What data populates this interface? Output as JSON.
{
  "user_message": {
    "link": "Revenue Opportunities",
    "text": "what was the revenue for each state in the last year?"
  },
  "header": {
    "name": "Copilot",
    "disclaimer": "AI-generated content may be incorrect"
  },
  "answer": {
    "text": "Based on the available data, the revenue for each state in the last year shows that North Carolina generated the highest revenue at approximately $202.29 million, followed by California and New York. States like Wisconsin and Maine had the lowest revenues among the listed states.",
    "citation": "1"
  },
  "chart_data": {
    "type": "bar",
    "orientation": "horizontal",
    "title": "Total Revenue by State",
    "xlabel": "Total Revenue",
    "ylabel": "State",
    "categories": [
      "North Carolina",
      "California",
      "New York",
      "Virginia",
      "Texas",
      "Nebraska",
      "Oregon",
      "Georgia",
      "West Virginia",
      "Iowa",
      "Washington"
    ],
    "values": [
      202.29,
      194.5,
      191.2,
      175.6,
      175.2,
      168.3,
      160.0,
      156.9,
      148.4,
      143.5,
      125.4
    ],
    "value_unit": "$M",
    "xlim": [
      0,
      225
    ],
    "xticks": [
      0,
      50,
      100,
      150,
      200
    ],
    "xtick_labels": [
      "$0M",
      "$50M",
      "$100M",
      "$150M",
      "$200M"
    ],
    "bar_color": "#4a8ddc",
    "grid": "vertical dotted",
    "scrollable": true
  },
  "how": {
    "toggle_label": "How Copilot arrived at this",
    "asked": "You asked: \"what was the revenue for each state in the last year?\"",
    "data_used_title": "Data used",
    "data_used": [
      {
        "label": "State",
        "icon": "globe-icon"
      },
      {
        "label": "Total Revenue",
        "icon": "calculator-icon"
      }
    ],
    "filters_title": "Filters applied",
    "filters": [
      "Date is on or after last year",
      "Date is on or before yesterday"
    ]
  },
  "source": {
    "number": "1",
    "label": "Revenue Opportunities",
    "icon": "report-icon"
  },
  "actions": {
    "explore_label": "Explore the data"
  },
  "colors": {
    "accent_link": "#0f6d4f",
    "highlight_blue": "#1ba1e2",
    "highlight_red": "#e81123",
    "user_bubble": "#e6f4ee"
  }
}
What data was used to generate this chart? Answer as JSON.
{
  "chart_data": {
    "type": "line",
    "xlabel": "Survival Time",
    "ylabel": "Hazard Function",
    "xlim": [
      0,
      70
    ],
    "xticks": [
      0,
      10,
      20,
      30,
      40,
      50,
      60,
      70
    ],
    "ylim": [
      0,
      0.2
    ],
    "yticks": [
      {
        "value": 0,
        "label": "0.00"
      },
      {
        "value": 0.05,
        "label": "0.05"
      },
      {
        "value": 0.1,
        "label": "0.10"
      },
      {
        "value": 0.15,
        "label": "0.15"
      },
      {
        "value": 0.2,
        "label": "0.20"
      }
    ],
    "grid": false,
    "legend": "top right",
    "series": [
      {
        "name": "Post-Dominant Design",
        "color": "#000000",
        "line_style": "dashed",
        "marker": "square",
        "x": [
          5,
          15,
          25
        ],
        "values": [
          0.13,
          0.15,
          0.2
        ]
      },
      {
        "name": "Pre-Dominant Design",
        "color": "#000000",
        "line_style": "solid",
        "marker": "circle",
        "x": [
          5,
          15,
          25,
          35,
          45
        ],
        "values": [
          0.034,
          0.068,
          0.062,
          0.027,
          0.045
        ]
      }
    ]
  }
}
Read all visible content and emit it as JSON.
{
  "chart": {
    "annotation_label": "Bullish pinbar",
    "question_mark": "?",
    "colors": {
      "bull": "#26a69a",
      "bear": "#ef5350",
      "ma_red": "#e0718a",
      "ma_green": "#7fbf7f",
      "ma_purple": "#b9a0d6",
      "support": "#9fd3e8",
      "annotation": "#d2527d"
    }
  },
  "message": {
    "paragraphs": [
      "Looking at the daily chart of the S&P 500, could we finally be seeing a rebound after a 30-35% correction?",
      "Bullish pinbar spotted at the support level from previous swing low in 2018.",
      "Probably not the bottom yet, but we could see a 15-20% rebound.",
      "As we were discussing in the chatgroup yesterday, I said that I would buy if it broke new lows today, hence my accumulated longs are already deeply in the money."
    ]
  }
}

• Stated goal: Extract all the material, leaving every line as it is.

• Full answer:
What data populates this interface? Output as JSON.
{
  "user_message": {
    "link": "Revenue Opportunities",
    "text": "what was the revenue for each state in the last year?"
  },
  "header": {
    "name": "Copilot",
    "disclaimer": "AI-generated content may be incorrect"
  },
  "answer": {
    "text": "Based on the available data, the revenue for each state in the last year shows that North Carolina generated the highest revenue at approximately $202.29 million, followed by California and New York. States like Wisconsin and Maine had the lowest revenues among the listed states.",
    "citation": "1"
  },
  "chart_data": {
    "type": "bar",
    "orientation": "horizontal",
    "title": "Total Revenue by State",
    "xlabel": "Total Revenue",
    "ylabel": "State",
    "categories": [
      "North Carolina",
      "California",
      "New York",
      "Virginia",
      "Texas",
      "Nebraska",
      "Oregon",
      "Georgia",
      "West Virginia",
      "Iowa",
      "Washington"
    ],
    "values": [
      202.29,
      194.5,
      191.2,
      175.6,
      175.2,
      168.3,
      160.0,
      156.9,
      148.4,
      143.5,
      125.4
    ],
    "value_unit": "$M",
    "xlim": [
      0,
      225
    ],
    "xticks": [
      0,
      50,
      100,
      150,
      200
    ],
    "xtick_labels": [
      "$0M",
      "$50M",
      "$100M",
      "$150M",
      "$200M"
    ],
    "bar_color": "#4a8ddc",
    "grid": "vertical dotted",
    "scrollable": true
  },
  "how": {
    "toggle_label": "How Copilot arrived at this",
    "asked": "You asked: \"what was the revenue for each state in the last year?\"",
    "data_used_title": "Data used",
    "data_used": [
      {
        "label": "State",
        "icon": "globe-icon"
      },
      {
        "label": "Total Revenue",
        "icon": "calculator-icon"
      }
    ],
    "filters_title": "Filters applied",
    "filters": [
      "Date is on or after last year",
      "Date is on or before yesterday"
    ]
  },
  "source": {
    "number": "1",
    "label": "Revenue Opportunities",
    "icon": "report-icon"
  },
  "actions": {
    "explore_label": "Explore the data"
  },
  "colors": {
    "accent_link": "#0f6d4f",
    "highlight_blue": "#1ba1e2",
    "highlight_red": "#e81123",
    "user_bubble": "#e6f4ee"
  }
}
What data was used to generate this chart? Answer as JSON.
{
  "chart_data": {
    "type": "line",
    "xlabel": "Survival Time",
    "ylabel": "Hazard Function",
    "xlim": [
      0,
      70
    ],
    "xticks": [
      0,
      10,
      20,
      30,
      40,
      50,
      60,
      70
    ],
    "ylim": [
      0,
      0.2
    ],
    "yticks": [
      {
        "value": 0,
        "label": "0.00"
      },
      {
        "value": 0.05,
        "label": "0.05"
      },
      {
        "value": 0.1,
        "label": "0.10"
      },
      {
        "value": 0.15,
        "label": "0.15"
      },
      {
        "value": 0.2,
        "label": "0.20"
      }
    ],
    "grid": false,
    "legend": "top right",
    "series": [
      {
        "name": "Post-Dominant Design",
        "color": "#000000",
        "line_style": "dashed",
        "marker": "square",
        "x": [
          5,
          15,
          25
        ],
        "values": [
          0.13,
          0.15,
          0.2
        ]
      },
      {
        "name": "Pre-Dominant Design",
        "color": "#000000",
        "line_style": "solid",
        "marker": "circle",
        "x": [
          5,
          15,
          25,
          35,
          45
        ],
        "values": [
          0.034,
          0.068,
          0.062,
          0.027,
          0.045
        ]
      }
    ]
  }
}
Read all visible content and emit it as JSON.
{
  "chart": {
    "annotation_label": "Bullish pinbar",
    "question_mark": "?",
    "colors": {
      "bull": "#26a69a",
      "bear": "#ef5350",
      "ma_red": "#e0718a",
      "ma_green": "#7fbf7f",
      "ma_purple": "#b9a0d6",
      "support": "#9fd3e8",
      "annotation": "#d2527d"
    }
  },
  "message": {
    "paragraphs": [
      "Looking at the daily chart of the S&P 500, could we finally be seeing a rebound after a 30-35% correction?",
      "Bullish pinbar spotted at the support level from previous swing low in 2018.",
      "Probably not the bottom yet, but we could see a 15-20% rebound.",
      "As we were discussing in the chatgroup yesterday, I said that I would buy if it broke new lows today, hence my accumulated longs are already deeply in the money."
    ]
  }
}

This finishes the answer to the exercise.